# [What the task requires]
Reproduce the entries word for word, and omit any picture you find in them.

# [Task inputs]

════

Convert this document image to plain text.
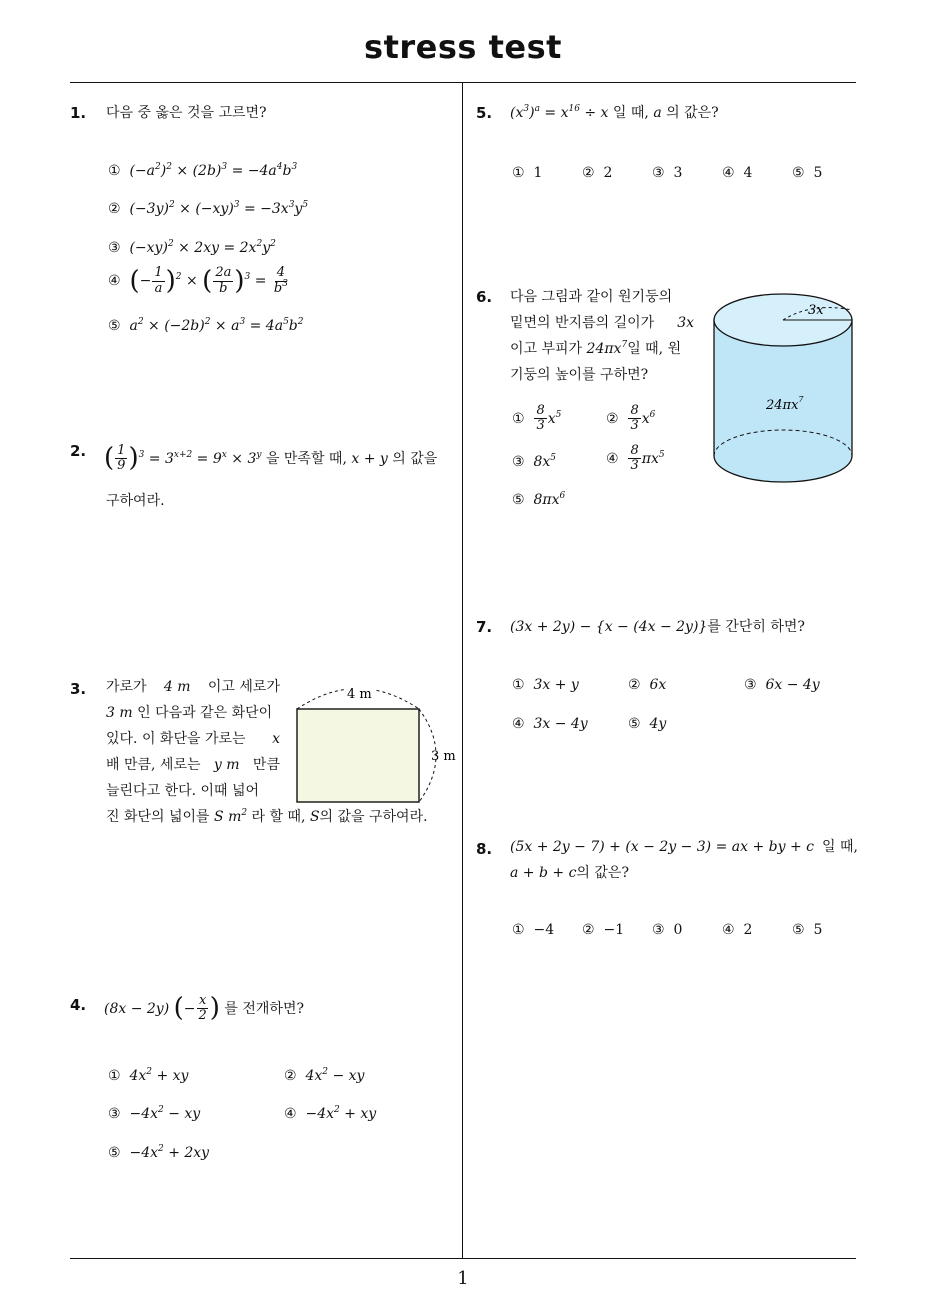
stress test
1
1. 다음 중 옳은 것을 고르면?
① $(-a^2)^2 \times (2b)^3 = -4a^4b^3$
② $(-3y)^2 \times (-xy)^3 = -3x^3y^5$
③ $(-xy)^2 \times 2xy = 2x^2y^2$
④ (− $\frac{1}{a} )^2$ × ( $\frac{2a}{b} )^3 = \frac{4}{b^3}$
⑤ $a^2 \times (-2b)^2 \times a^3 = 4a^5b^2$
2. ( $\frac{1}{9} )^3 = 3^{x+2} = 9^x \times 3^y$ 을 만족할 때, x + y 의 값을
구하여라.
3. 가로가 4 m 이고 세로가
3 m 인 다음과 같은 화단이
있다. 이 화단을 가로는 x
배 만큼, 세로는 y m 만큼
늘린다고 한다. 이때 넓어
진 화단의 넓이를 S $m^2$ 라 할 때, S의 값을 구하여라.
4 m
3 m
4. (8x − 2y) (− $\frac{x}{2}$ ) 를 전개하면?
① $4x^2$ + xy	② $4x^2$ − xy
③ $-4x^2$ − xy	④ $-4x^2$ + xy
⑤ $-4x^2 + 2xy$
5. $(x^3)^a = x^{16} \div x$ 일 때, a 의 값은?
① 1	② 2	③ 3	④ 4	⑤ 5
6. 다음 그림과 같이 원기둥의
밑면의 반지름의 길이가 3x
이고 부피가 $24\pi x^7$일 때, 원
기둥의 높이를 구하면?
① $\frac{8}{3} x^5$	② $\frac{8}{3} x^6$
③ $8x^5$	④ $\frac{8}{3} \pi x^5$
⑤ $8\pi x^6$
3x
$24\pi x^7$
7. (3x + 2y) − {x − (4x − 2y)}를 간단히 하면?
① 3x + y	② 6x	③ 6x − 4y
④ 3x − 4y	⑤ 4y
8. (5x + 2y − 7) + (x − 2y − 3) = ax + by + c 일 때,
a + b + c의 값은?
① −4 ② −1 ③ 0	④ 2	⑤ 5
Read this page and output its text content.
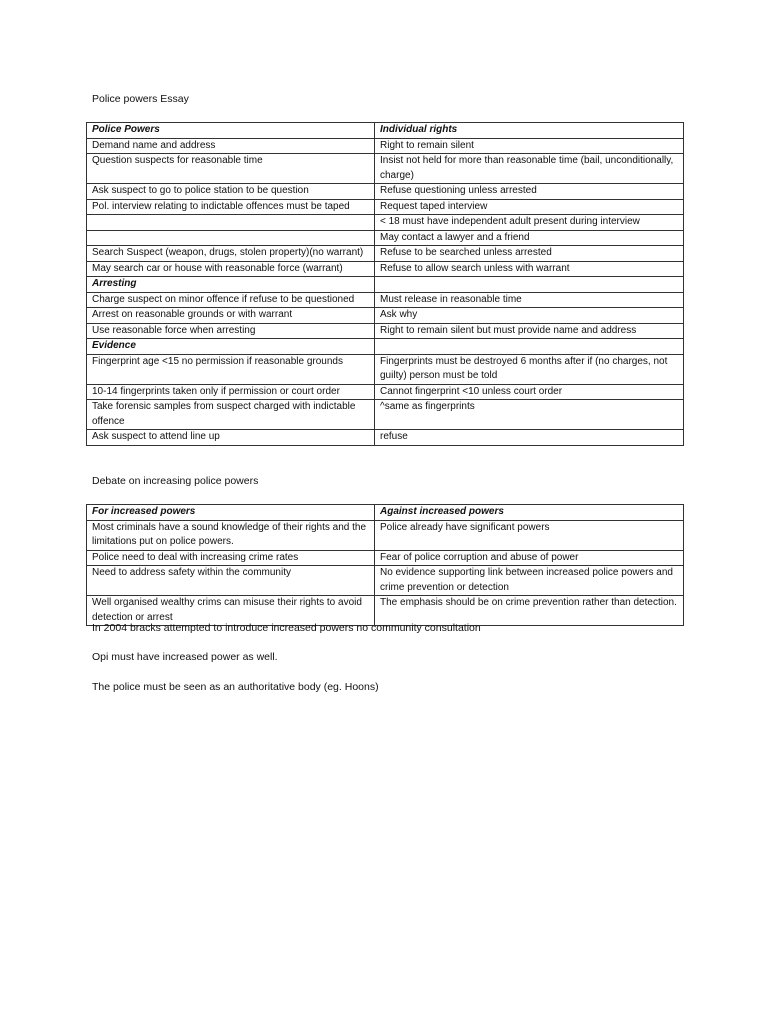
Police powers Essay
Police Powers	Individual rights
Demand name and address	Right to remain silent
Question suspects for reasonable time	Insist not held for more than reasonable time (bail, unconditionally, charge)
Ask suspect to go to police station to be question	Refuse questioning unless arrested
Pol. interview relating to indictable offences must be taped	Request taped interview
	< 18 must have independent adult present during interview
	May contact a lawyer and a friend
Search Suspect (weapon, drugs, stolen property)(no warrant)	Refuse to be searched unless arrested
May search car or house with reasonable force (warrant)	Refuse to allow search unless with warrant
Arresting	
Charge suspect on minor offence if refuse to be questioned	Must release in reasonable time
Arrest on reasonable grounds or with warrant	Ask why
Use reasonable force when arresting	Right to remain silent but must provide name and address
Evidence	
Fingerprint age <15 no permission if reasonable grounds	Fingerprints must be destroyed 6 months after if (no charges, not guilty) person must be told
10-14 fingerprints taken only if permission or court order	Cannot fingerprint <10 unless court order
Take forensic samples from suspect charged with indictable offence	^same as fingerprints
Ask suspect to attend line up	refuse
Debate on increasing police powers
For increased powers	Against increased powers
Most criminals have a sound knowledge of their rights and the limitations put on police powers.	Police already have significant powers
Police need to deal with increasing crime rates	Fear of police corruption and abuse of power
Need to address safety within the community	No evidence supporting link between increased police powers and crime prevention or detection
Well organised wealthy crims can misuse their rights to avoid detection or arrest	The emphasis should be on crime prevention rather than detection.
In 2004 bracks attempted to introduce increased powers no community consultation
Opi must have increased power as well.
The police must be seen as an authoritative body (eg. Hoons)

════

# [Worked answer]
Convert this document image to plain text.
stress test
1
1. 다음 중 옳은 것을 고르면?
① $(-a^2)^2 \times (2b)^3 = -4a^4b^3$
② $(-3y)^2 \times (-xy)^3 = -3x^3y^5$
③ $(-xy)^2 \times 2xy = 2x^2y^2$
④ (− $\frac{1}{a} )^2$ × ( $\frac{2a}{b} )^3 = \frac{4}{b^3}$
⑤ $a^2 \times (-2b)^2 \times a^3 = 4a^5b^2$
2. ( $\frac{1}{9} )^3 = 3^{x+2} = 9^x \times 3^y$ 을 만족할 때, x + y 의 값을
구하여라.
3. 가로가 4 m 이고 세로가
3 m 인 다음과 같은 화단이
있다. 이 화단을 가로는 x
배 만큼, 세로는 y m 만큼
늘린다고 한다. 이때 넓어
진 화단의 넓이를 S $m^2$ 라 할 때, S의 값을 구하여라.
4 m
3 m
4. (8x − 2y) (− $\frac{x}{2}$ ) 를 전개하면?
① $4x^2$ + xy	② $4x^2$ − xy
③ $-4x^2$ − xy	④ $-4x^2$ + xy
⑤ $-4x^2 + 2xy$
5. $(x^3)^a = x^{16} \div x$ 일 때, a 의 값은?
① 1	② 2	③ 3	④ 4	⑤ 5
6. 다음 그림과 같이 원기둥의
밑면의 반지름의 길이가 3x
이고 부피가 $24\pi x^7$일 때, 원
기둥의 높이를 구하면?
① $\frac{8}{3} x^5$	② $\frac{8}{3} x^6$
③ $8x^5$	④ $\frac{8}{3} \pi x^5$
⑤ $8\pi x^6$
3x
$24\pi x^7$
7. (3x + 2y) − {x − (4x − 2y)}를 간단히 하면?
① 3x + y	② 6x	③ 6x − 4y
④ 3x − 4y	⑤ 4y
8. (5x + 2y − 7) + (x − 2y − 3) = ax + by + c 일 때,
a + b + c의 값은?
① −4 ② −1 ③ 0	④ 2	⑤ 5
Read this page and output its text content.
Police powers Essay
Police Powers	Individual rights
Demand name and address	Right to remain silent
Question suspects for reasonable time	Insist not held for more than reasonable time (bail, unconditionally, charge)
Ask suspect to go to police station to be question	Refuse questioning unless arrested
Pol. interview relating to indictable offences must be taped	Request taped interview
	< 18 must have independent adult present during interview
	May contact a lawyer and a friend
Search Suspect (weapon, drugs, stolen property)(no warrant)	Refuse to be searched unless arrested
May search car or house with reasonable force (warrant)	Refuse to allow search unless with warrant
Arresting	
Charge suspect on minor offence if refuse to be questioned	Must release in reasonable time
Arrest on reasonable grounds or with warrant	Ask why
Use reasonable force when arresting	Right to remain silent but must provide name and address
Evidence	
Fingerprint age <15 no permission if reasonable grounds	Fingerprints must be destroyed 6 months after if (no charges, not guilty) person must be told
10-14 fingerprints taken only if permission or court order	Cannot fingerprint <10 unless court order
Take forensic samples from suspect charged with indictable offence	^same as fingerprints
Ask suspect to attend line up	refuse
Debate on increasing police powers
For increased powers	Against increased powers
Most criminals have a sound knowledge of their rights and the limitations put on police powers.	Police already have significant powers
Police need to deal with increasing crime rates	Fear of police corruption and abuse of power
Need to address safety within the community	No evidence supporting link between increased police powers and crime prevention or detection
Well organised wealthy crims can misuse their rights to avoid detection or arrest	The emphasis should be on crime prevention rather than detection.
In 2004 bracks attempted to introduce increased powers no community consultation
Opi must have increased power as well.
The police must be seen as an authoritative body (eg. Hoons)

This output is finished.